Exercise goal ->
Take the records underneath and set them down exactly.

+===+

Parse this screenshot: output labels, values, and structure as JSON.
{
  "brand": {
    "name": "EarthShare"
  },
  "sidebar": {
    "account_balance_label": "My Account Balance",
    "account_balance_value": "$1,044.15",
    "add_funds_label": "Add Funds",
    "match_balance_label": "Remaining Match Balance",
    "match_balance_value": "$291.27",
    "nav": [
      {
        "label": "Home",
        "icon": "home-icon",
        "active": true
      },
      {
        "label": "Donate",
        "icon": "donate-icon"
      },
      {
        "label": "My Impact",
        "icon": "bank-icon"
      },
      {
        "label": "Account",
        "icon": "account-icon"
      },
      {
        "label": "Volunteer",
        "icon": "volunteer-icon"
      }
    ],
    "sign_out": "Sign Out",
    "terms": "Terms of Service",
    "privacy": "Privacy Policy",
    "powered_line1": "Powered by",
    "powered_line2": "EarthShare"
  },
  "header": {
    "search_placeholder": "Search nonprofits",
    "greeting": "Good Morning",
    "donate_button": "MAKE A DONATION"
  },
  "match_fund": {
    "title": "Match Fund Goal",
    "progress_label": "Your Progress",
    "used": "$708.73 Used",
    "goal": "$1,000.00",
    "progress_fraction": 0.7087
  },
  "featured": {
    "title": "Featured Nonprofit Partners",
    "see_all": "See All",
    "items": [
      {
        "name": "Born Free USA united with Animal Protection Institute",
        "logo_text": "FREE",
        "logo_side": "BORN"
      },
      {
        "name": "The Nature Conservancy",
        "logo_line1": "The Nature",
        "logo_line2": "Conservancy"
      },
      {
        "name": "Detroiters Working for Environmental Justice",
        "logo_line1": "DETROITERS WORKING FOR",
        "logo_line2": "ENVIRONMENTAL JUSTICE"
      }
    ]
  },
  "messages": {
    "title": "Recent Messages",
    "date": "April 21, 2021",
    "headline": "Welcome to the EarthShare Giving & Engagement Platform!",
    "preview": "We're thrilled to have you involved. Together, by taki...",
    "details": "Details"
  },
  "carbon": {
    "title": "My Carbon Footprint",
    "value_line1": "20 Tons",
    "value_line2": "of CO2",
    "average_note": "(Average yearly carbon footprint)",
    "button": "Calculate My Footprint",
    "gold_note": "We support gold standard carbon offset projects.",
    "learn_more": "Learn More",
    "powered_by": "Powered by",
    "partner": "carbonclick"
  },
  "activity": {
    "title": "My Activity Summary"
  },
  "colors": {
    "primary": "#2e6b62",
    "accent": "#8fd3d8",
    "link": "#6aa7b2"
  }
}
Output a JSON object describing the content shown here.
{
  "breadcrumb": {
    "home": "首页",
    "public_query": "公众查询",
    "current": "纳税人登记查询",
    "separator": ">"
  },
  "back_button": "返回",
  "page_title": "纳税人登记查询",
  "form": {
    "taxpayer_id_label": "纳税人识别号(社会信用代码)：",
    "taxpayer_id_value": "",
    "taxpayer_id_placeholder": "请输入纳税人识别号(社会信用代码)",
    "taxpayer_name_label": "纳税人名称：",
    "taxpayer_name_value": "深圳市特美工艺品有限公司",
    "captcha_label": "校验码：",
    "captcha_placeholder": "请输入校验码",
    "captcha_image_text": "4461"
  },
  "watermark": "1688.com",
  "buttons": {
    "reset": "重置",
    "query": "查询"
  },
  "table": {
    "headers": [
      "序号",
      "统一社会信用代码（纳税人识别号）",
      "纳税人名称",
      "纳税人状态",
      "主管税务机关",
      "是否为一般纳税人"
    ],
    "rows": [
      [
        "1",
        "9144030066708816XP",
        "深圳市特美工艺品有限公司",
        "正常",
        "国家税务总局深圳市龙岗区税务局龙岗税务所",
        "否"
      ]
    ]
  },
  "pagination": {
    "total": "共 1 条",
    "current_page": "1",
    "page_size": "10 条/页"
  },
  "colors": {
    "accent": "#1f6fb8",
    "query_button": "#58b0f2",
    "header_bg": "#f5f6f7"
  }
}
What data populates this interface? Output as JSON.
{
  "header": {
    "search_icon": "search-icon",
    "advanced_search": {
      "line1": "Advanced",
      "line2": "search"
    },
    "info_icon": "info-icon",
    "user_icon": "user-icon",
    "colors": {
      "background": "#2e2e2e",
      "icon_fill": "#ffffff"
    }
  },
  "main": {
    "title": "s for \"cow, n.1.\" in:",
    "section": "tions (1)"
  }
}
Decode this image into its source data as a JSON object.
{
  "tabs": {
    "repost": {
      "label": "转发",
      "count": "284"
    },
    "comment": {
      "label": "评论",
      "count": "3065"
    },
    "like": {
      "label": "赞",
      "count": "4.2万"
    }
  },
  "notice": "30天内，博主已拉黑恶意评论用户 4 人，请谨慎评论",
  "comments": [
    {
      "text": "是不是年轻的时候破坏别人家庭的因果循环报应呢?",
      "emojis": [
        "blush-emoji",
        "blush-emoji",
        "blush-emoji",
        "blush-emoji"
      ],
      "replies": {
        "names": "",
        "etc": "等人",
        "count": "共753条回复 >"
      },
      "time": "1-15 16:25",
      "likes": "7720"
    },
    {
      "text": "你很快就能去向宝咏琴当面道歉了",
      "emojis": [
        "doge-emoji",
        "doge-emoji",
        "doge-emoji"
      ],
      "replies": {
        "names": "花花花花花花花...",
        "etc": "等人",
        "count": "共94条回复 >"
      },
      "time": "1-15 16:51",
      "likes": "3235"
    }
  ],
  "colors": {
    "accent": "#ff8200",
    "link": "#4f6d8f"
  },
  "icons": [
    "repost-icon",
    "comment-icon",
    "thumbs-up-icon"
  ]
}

+===+

Result for this task ->
Parse this screenshot: output labels, values, and structure as JSON.
{
  "brand": {
    "name": "EarthShare"
  },
  "sidebar": {
    "account_balance_label": "My Account Balance",
    "account_balance_value": "$1,044.15",
    "add_funds_label": "Add Funds",
    "match_balance_label": "Remaining Match Balance",
    "match_balance_value": "$291.27",
    "nav": [
      {
        "label": "Home",
        "icon": "home-icon",
        "active": true
      },
      {
        "label": "Donate",
        "icon": "donate-icon"
      },
      {
        "label": "My Impact",
        "icon": "bank-icon"
      },
      {
        "label": "Account",
        "icon": "account-icon"
      },
      {
        "label": "Volunteer",
        "icon": "volunteer-icon"
      }
    ],
    "sign_out": "Sign Out",
    "terms": "Terms of Service",
    "privacy": "Privacy Policy",
    "powered_line1": "Powered by",
    "powered_line2": "EarthShare"
  },
  "header": {
    "search_placeholder": "Search nonprofits",
    "greeting": "Good Morning",
    "donate_button": "MAKE A DONATION"
  },
  "match_fund": {
    "title": "Match Fund Goal",
    "progress_label": "Your Progress",
    "used": "$708.73 Used",
    "goal": "$1,000.00",
    "progress_fraction": 0.7087
  },
  "featured": {
    "title": "Featured Nonprofit Partners",
    "see_all": "See All",
    "items": [
      {
        "name": "Born Free USA united with Animal Protection Institute",
        "logo_text": "FREE",
        "logo_side": "BORN"
      },
      {
        "name": "The Nature Conservancy",
        "logo_line1": "The Nature",
        "logo_line2": "Conservancy"
      },
      {
        "name": "Detroiters Working for Environmental Justice",
        "logo_line1": "DETROITERS WORKING FOR",
        "logo_line2": "ENVIRONMENTAL JUSTICE"
      }
    ]
  },
  "messages": {
    "title": "Recent Messages",
    "date": "April 21, 2021",
    "headline": "Welcome to the EarthShare Giving & Engagement Platform!",
    "preview": "We're thrilled to have you involved. Together, by taki...",
    "details": "Details"
  },
  "carbon": {
    "title": "My Carbon Footprint",
    "value_line1": "20 Tons",
    "value_line2": "of CO2",
    "average_note": "(Average yearly carbon footprint)",
    "button": "Calculate My Footprint",
    "gold_note": "We support gold standard carbon offset projects.",
    "learn_more": "Learn More",
    "powered_by": "Powered by",
    "partner": "carbonclick"
  },
  "activity": {
    "title": "My Activity Summary"
  },
  "colors": {
    "primary": "#2e6b62",
    "accent": "#8fd3d8",
    "link": "#6aa7b2"
  }
}
Output a JSON object describing the content shown here.
{
  "breadcrumb": {
    "home": "首页",
    "public_query": "公众查询",
    "current": "纳税人登记查询",
    "separator": ">"
  },
  "back_button": "返回",
  "page_title": "纳税人登记查询",
  "form": {
    "taxpayer_id_label": "纳税人识别号(社会信用代码)：",
    "taxpayer_id_value": "",
    "taxpayer_id_placeholder": "请输入纳税人识别号(社会信用代码)",
    "taxpayer_name_label": "纳税人名称：",
    "taxpayer_name_value": "深圳市特美工艺品有限公司",
    "captcha_label": "校验码：",
    "captcha_placeholder": "请输入校验码",
    "captcha_image_text": "4461"
  },
  "watermark": "1688.com",
  "buttons": {
    "reset": "重置",
    "query": "查询"
  },
  "table": {
    "headers": [
      "序号",
      "统一社会信用代码（纳税人识别号）",
      "纳税人名称",
      "纳税人状态",
      "主管税务机关",
      "是否为一般纳税人"
    ],
    "rows": [
      [
        "1",
        "9144030066708816XP",
        "深圳市特美工艺品有限公司",
        "正常",
        "国家税务总局深圳市龙岗区税务局龙岗税务所",
        "否"
      ]
    ]
  },
  "pagination": {
    "total": "共 1 条",
    "current_page": "1",
    "page_size": "10 条/页"
  },
  "colors": {
    "accent": "#1f6fb8",
    "query_button": "#58b0f2",
    "header_bg": "#f5f6f7"
  }
}
What data populates this interface? Output as JSON.
{
  "header": {
    "search_icon": "search-icon",
    "advanced_search": {
      "line1": "Advanced",
      "line2": "search"
    },
    "info_icon": "info-icon",
    "user_icon": "user-icon",
    "colors": {
      "background": "#2e2e2e",
      "icon_fill": "#ffffff"
    }
  },
  "main": {
    "title": "s for \"cow, n.1.\" in:",
    "section": "tions (1)"
  }
}
Decode this image into its source data as a JSON object.
{
  "tabs": {
    "repost": {
      "label": "转发",
      "count": "284"
    },
    "comment": {
      "label": "评论",
      "count": "3065"
    },
    "like": {
      "label": "赞",
      "count": "4.2万"
    }
  },
  "notice": "30天内，博主已拉黑恶意评论用户 4 人，请谨慎评论",
  "comments": [
    {
      "text": "是不是年轻的时候破坏别人家庭的因果循环报应呢?",
      "emojis": [
        "blush-emoji",
        "blush-emoji",
        "blush-emoji",
        "blush-emoji"
      ],
      "replies": {
        "names": "",
        "etc": "等人",
        "count": "共753条回复 >"
      },
      "time": "1-15 16:25",
      "likes": "7720"
    },
    {
      "text": "你很快就能去向宝咏琴当面道歉了",
      "emojis": [
        "doge-emoji",
        "doge-emoji",
        "doge-emoji"
      ],
      "replies": {
        "names": "花花花花花花花...",
        "etc": "等人",
        "count": "共94条回复 >"
      },
      "time": "1-15 16:51",
      "likes": "3235"
    }
  ],
  "colors": {
    "accent": "#ff8200",
    "link": "#4f6d8f"
  },
  "icons": [
    "repost-icon",
    "comment-icon",
    "thumbs-up-icon"
  ]
}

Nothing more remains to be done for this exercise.